-- BEGIN Provided records --

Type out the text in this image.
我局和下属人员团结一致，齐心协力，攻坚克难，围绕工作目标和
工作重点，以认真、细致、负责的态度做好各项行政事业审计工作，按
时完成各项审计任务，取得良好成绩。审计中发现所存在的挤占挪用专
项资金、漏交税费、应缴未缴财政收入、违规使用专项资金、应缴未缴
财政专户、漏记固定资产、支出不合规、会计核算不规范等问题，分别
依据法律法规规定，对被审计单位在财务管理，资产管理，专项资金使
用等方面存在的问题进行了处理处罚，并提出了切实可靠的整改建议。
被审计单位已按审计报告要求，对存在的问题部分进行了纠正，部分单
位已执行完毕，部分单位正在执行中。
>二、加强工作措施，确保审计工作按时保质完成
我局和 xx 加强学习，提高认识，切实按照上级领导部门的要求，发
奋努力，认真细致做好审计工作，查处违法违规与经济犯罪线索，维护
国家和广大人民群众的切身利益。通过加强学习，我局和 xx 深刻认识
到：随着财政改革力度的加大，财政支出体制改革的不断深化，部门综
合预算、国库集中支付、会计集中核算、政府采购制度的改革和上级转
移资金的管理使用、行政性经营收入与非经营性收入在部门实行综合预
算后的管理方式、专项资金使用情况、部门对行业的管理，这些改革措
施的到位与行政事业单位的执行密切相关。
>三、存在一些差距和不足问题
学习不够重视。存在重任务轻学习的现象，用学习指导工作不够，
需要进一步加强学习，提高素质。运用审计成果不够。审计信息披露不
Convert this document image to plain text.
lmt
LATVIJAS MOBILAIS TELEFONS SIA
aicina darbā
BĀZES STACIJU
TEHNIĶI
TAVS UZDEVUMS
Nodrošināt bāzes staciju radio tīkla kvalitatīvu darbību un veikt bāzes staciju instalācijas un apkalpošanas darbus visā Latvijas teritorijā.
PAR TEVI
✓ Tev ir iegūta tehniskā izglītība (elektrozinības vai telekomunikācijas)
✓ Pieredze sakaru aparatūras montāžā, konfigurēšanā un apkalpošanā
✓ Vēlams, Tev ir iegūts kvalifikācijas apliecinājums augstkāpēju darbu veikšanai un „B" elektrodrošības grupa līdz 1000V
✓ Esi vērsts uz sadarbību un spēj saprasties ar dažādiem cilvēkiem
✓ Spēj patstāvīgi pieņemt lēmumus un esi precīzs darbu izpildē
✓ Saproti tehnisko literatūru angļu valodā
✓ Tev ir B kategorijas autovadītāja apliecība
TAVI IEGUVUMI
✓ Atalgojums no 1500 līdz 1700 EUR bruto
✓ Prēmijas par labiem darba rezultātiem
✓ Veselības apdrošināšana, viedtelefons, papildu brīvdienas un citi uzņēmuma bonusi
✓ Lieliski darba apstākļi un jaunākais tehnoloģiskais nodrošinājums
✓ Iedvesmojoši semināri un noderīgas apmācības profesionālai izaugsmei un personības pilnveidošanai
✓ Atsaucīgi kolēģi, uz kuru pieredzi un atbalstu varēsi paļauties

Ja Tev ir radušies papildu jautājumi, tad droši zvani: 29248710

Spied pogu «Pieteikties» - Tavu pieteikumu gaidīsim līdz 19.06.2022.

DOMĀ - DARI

-- END Provided records --

■ **Exercise details**:
From the data above, work out how many lines contain the string "līdz" and reply with only the number.

■ **Result for this task**:
3